■ **TASK STATEMENT**:
Below are some entries. Output each one exactly as it appears.
** Start **
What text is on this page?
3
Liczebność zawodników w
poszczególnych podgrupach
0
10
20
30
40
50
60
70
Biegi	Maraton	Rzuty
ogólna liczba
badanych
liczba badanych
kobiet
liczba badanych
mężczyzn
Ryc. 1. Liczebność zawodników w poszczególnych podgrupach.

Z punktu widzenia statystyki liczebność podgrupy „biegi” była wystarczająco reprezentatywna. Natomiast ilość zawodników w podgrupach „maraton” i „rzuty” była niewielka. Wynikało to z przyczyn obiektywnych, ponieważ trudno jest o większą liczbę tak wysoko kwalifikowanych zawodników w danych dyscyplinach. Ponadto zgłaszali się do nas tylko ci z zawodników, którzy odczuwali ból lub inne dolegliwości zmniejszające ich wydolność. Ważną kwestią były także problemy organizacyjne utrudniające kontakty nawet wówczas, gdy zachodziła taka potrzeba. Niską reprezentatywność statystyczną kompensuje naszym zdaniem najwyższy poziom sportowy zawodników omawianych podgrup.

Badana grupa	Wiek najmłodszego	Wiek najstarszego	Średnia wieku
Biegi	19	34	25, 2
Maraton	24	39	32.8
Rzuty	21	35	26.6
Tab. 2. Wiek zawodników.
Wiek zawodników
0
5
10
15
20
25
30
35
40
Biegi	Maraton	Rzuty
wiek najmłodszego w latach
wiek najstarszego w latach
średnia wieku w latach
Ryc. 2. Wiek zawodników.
** End **
■ **TASK RESPONSE**:
What text is on this page?
3
Liczebność zawodników w
poszczególnych podgrupach
0
10
20
30
40
50
60
70
Biegi	Maraton	Rzuty
ogólna liczba
badanych
liczba badanych
kobiet
liczba badanych
mężczyzn
Ryc. 1. Liczebność zawodników w poszczególnych podgrupach.

Z punktu widzenia statystyki liczebność podgrupy „biegi” była wystarczająco reprezentatywna. Natomiast ilość zawodników w podgrupach „maraton” i „rzuty” była niewielka. Wynikało to z przyczyn obiektywnych, ponieważ trudno jest o większą liczbę tak wysoko kwalifikowanych zawodników w danych dyscyplinach. Ponadto zgłaszali się do nas tylko ci z zawodników, którzy odczuwali ból lub inne dolegliwości zmniejszające ich wydolność. Ważną kwestią były także problemy organizacyjne utrudniające kontakty nawet wówczas, gdy zachodziła taka potrzeba. Niską reprezentatywność statystyczną kompensuje naszym zdaniem najwyższy poziom sportowy zawodników omawianych podgrup.

Badana grupa	Wiek najmłodszego	Wiek najstarszego	Średnia wieku
Biegi	19	34	25, 2
Maraton	24	39	32.8
Rzuty	21	35	26.6
Tab. 2. Wiek zawodników.
Wiek zawodników
0
5
10
15
20
25
30
35
40
Biegi	Maraton	Rzuty
wiek najmłodszego w latach
wiek najstarszego w latach
średnia wieku w latach
Ryc. 2. Wiek zawodników.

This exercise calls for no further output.